Input rows:
▼▼▼

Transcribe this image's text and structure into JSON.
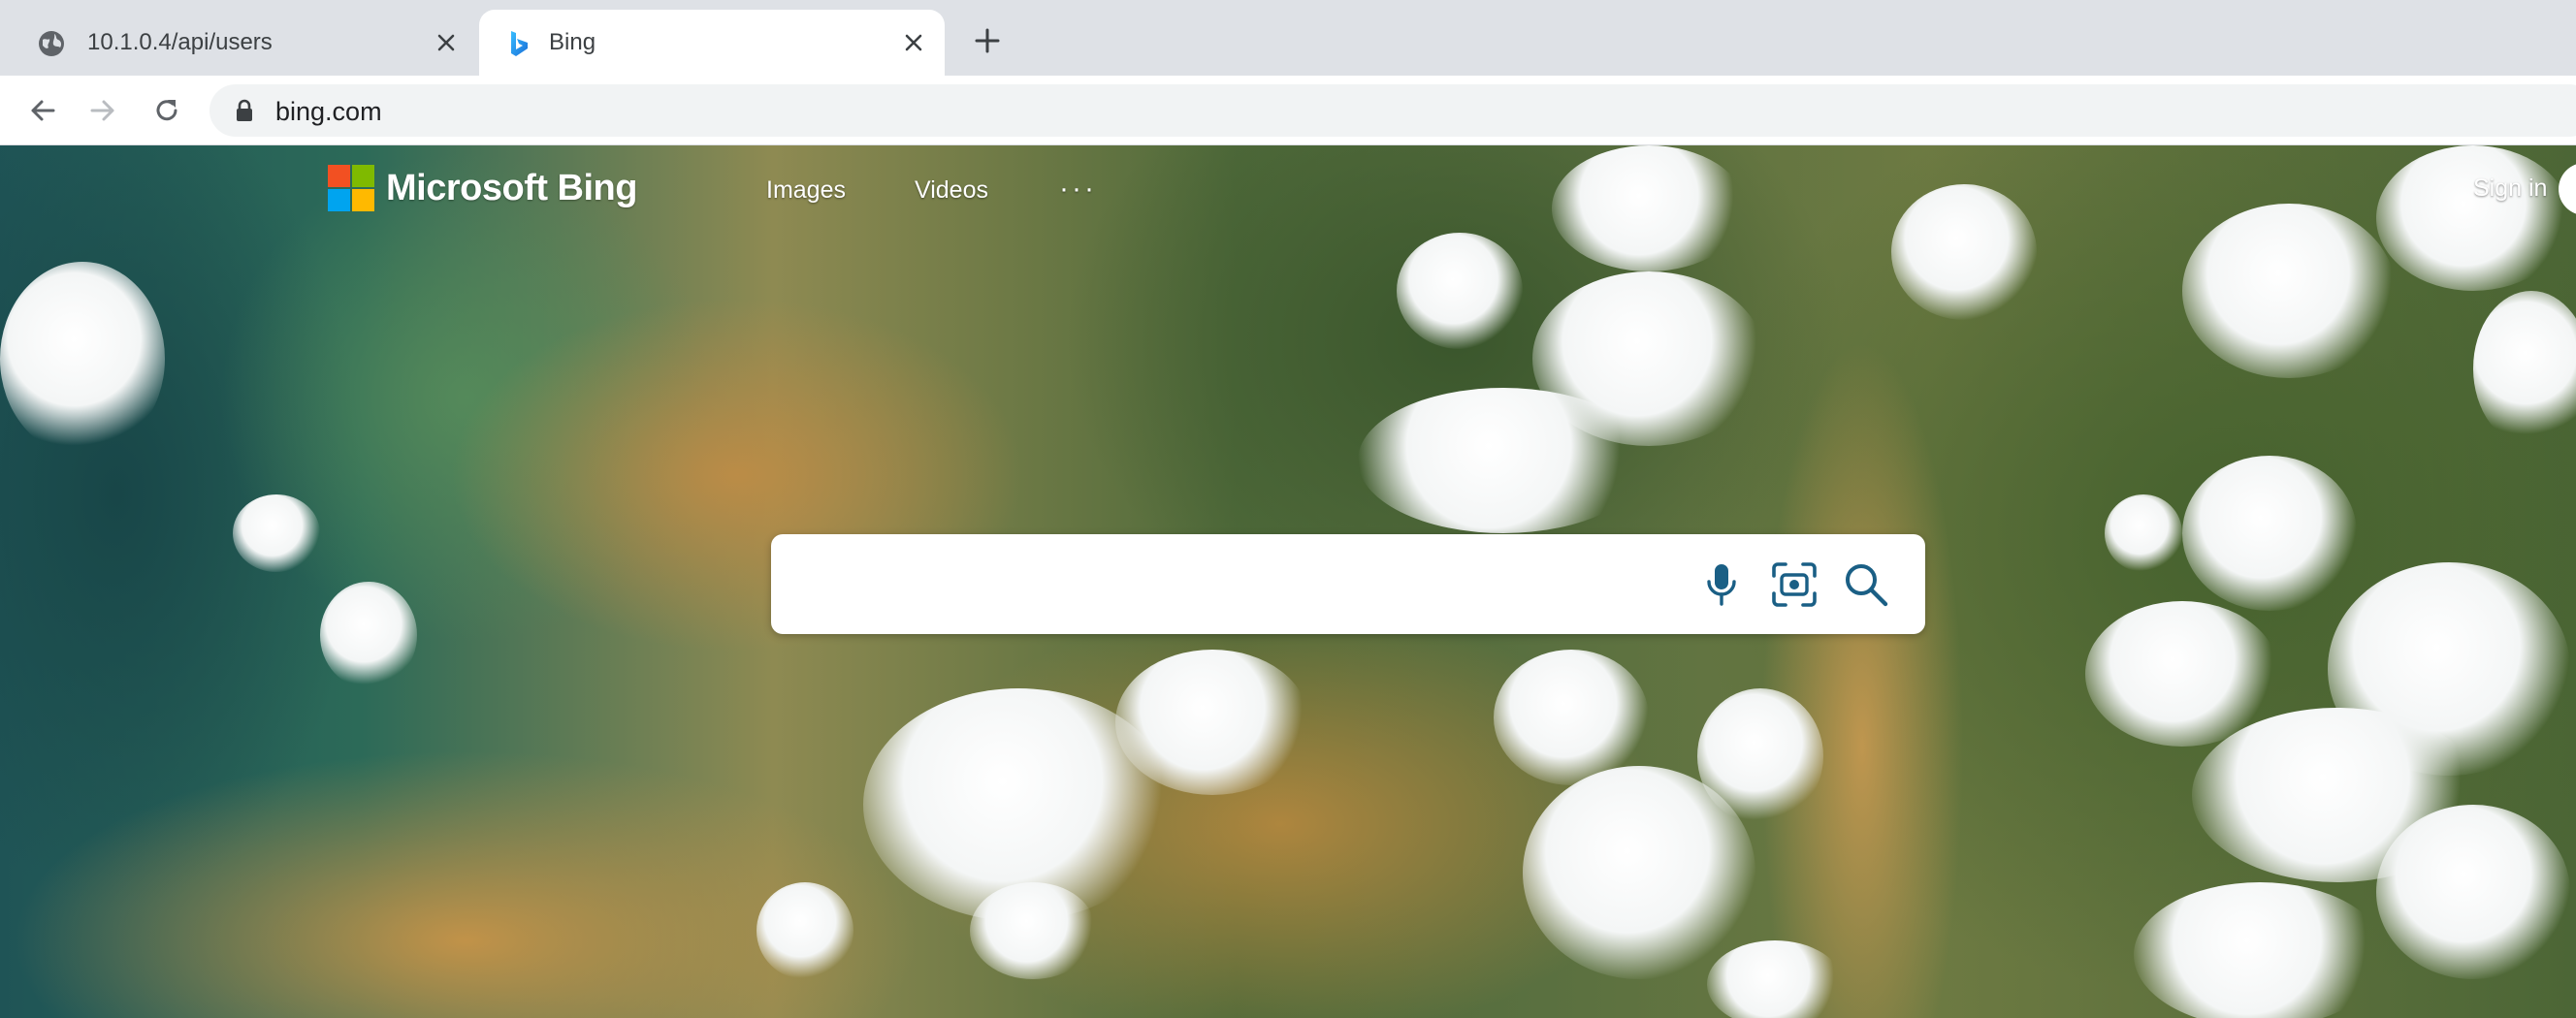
{
  "browser": {
    "tabs": [
      {
        "title": "10.1.0.4/api/users",
        "favicon": "globe-icon",
        "active": false
      },
      {
        "title": "Bing",
        "favicon": "bing-icon",
        "active": true
      }
    ],
    "address_bar": {
      "url": "bing.com",
      "secure_icon": "lock-icon"
    }
  },
  "bing": {
    "logo_text": "Microsoft Bing",
    "logo_colors": [
      "#f25022",
      "#7fba00",
      "#00a4ef",
      "#ffb900"
    ],
    "nav": {
      "images": "Images",
      "videos": "Videos",
      "more": "···"
    },
    "sign_in": "Sign in",
    "search": {
      "value": "",
      "placeholder": "",
      "accent_color": "#1a5f85"
    }
  }
}
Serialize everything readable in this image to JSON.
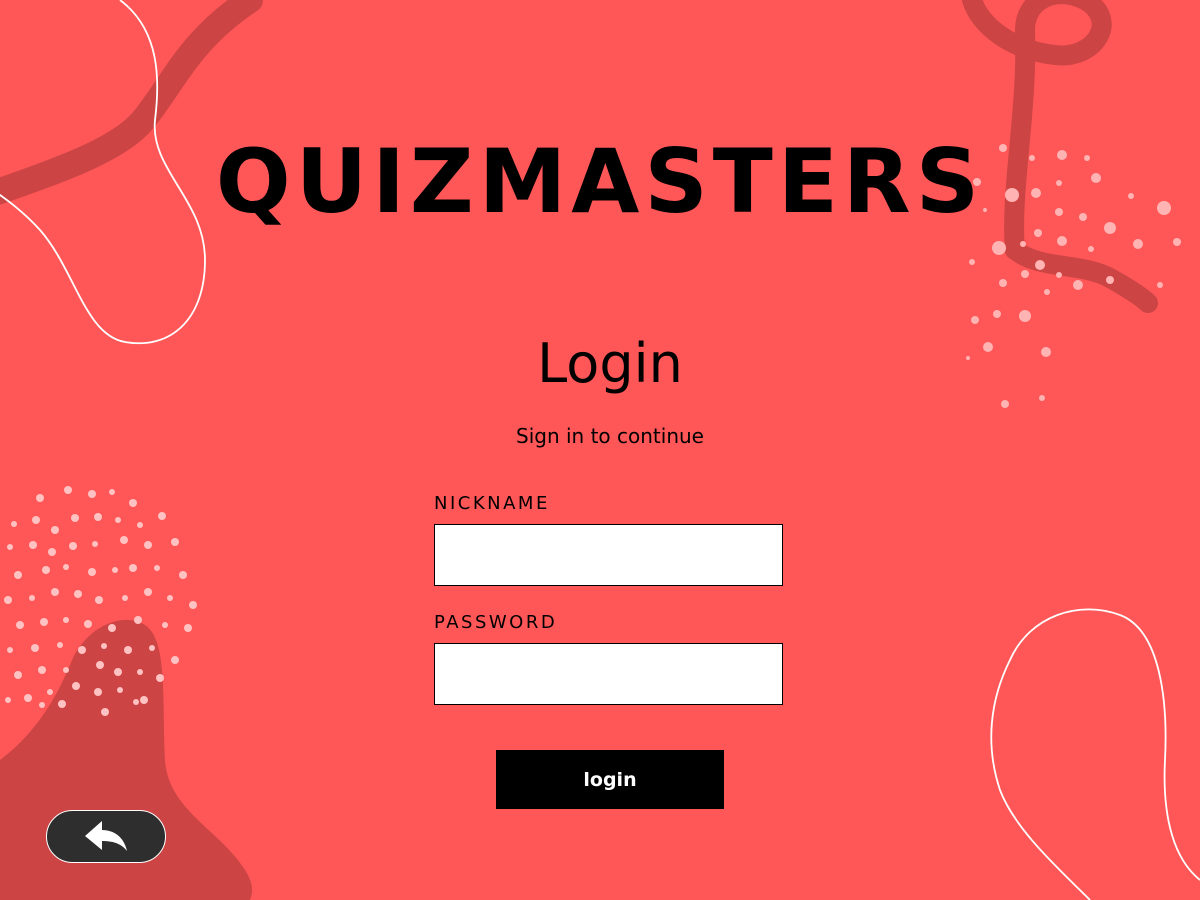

▲▲▲

Directions:
Make an exact copy of every record, pictures excluded.

Result of the task:
Transcribe this image's text and structure into JSON.
{
  "browser": {
    "tabs": [
      {
        "title": "10.1.0.4/api/users",
        "favicon": "globe-icon",
        "active": false
      },
      {
        "title": "Bing",
        "favicon": "bing-icon",
        "active": true
      }
    ],
    "address_bar": {
      "url": "bing.com",
      "secure_icon": "lock-icon"
    }
  },
  "bing": {
    "logo_text": "Microsoft Bing",
    "logo_colors": [
      "#f25022",
      "#7fba00",
      "#00a4ef",
      "#ffb900"
    ],
    "nav": {
      "images": "Images",
      "videos": "Videos",
      "more": "···"
    },
    "sign_in": "Sign in",
    "search": {
      "value": "",
      "placeholder": "",
      "accent_color": "#1a5f85"
    }
  }
}
Serialize everything readable in this image to JSON.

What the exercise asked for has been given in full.